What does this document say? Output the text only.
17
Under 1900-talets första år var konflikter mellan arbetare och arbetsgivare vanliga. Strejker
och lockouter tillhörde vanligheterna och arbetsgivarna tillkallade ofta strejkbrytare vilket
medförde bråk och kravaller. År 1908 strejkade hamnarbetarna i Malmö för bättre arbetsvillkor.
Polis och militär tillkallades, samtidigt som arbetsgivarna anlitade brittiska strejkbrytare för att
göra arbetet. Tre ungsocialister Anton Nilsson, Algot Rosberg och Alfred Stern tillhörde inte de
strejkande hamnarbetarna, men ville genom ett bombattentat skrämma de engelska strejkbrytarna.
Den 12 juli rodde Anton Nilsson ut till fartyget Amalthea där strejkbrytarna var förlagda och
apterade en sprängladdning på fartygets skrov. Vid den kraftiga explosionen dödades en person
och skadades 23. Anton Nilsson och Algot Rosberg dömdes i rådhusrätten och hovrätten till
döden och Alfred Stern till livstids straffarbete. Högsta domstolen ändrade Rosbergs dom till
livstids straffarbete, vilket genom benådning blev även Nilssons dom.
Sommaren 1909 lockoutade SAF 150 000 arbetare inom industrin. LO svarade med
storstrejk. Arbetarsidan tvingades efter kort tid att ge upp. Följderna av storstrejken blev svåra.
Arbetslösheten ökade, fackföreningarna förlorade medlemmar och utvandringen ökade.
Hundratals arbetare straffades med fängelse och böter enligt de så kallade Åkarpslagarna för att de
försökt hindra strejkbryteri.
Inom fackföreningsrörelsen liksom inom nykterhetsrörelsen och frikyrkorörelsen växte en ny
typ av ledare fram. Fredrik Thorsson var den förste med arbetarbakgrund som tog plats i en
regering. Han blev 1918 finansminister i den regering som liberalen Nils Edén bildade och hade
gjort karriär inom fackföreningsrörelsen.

★ ★ ★ ★

» **BRIEF**
Each record above should be returned exactly as written.

» **COMPLETED EXERCISE**
What does this document say? Output the text only.
17
Under 1900-talets första år var konflikter mellan arbetare och arbetsgivare vanliga. Strejker
och lockouter tillhörde vanligheterna och arbetsgivarna tillkallade ofta strejkbrytare vilket
medförde bråk och kravaller. År 1908 strejkade hamnarbetarna i Malmö för bättre arbetsvillkor.
Polis och militär tillkallades, samtidigt som arbetsgivarna anlitade brittiska strejkbrytare för att
göra arbetet. Tre ungsocialister Anton Nilsson, Algot Rosberg och Alfred Stern tillhörde inte de
strejkande hamnarbetarna, men ville genom ett bombattentat skrämma de engelska strejkbrytarna.
Den 12 juli rodde Anton Nilsson ut till fartyget Amalthea där strejkbrytarna var förlagda och
apterade en sprängladdning på fartygets skrov. Vid den kraftiga explosionen dödades en person
och skadades 23. Anton Nilsson och Algot Rosberg dömdes i rådhusrätten och hovrätten till
döden och Alfred Stern till livstids straffarbete. Högsta domstolen ändrade Rosbergs dom till
livstids straffarbete, vilket genom benådning blev även Nilssons dom.
Sommaren 1909 lockoutade SAF 150 000 arbetare inom industrin. LO svarade med
storstrejk. Arbetarsidan tvingades efter kort tid att ge upp. Följderna av storstrejken blev svåra.
Arbetslösheten ökade, fackföreningarna förlorade medlemmar och utvandringen ökade.
Hundratals arbetare straffades med fängelse och böter enligt de så kallade Åkarpslagarna för att de
försökt hindra strejkbryteri.
Inom fackföreningsrörelsen liksom inom nykterhetsrörelsen och frikyrkorörelsen växte en ny
typ av ledare fram. Fredrik Thorsson var den förste med arbetarbakgrund som tog plats i en
regering. Han blev 1918 finansminister i den regering som liberalen Nils Edén bildade och hade
gjort karriär inom fackföreningsrörelsen.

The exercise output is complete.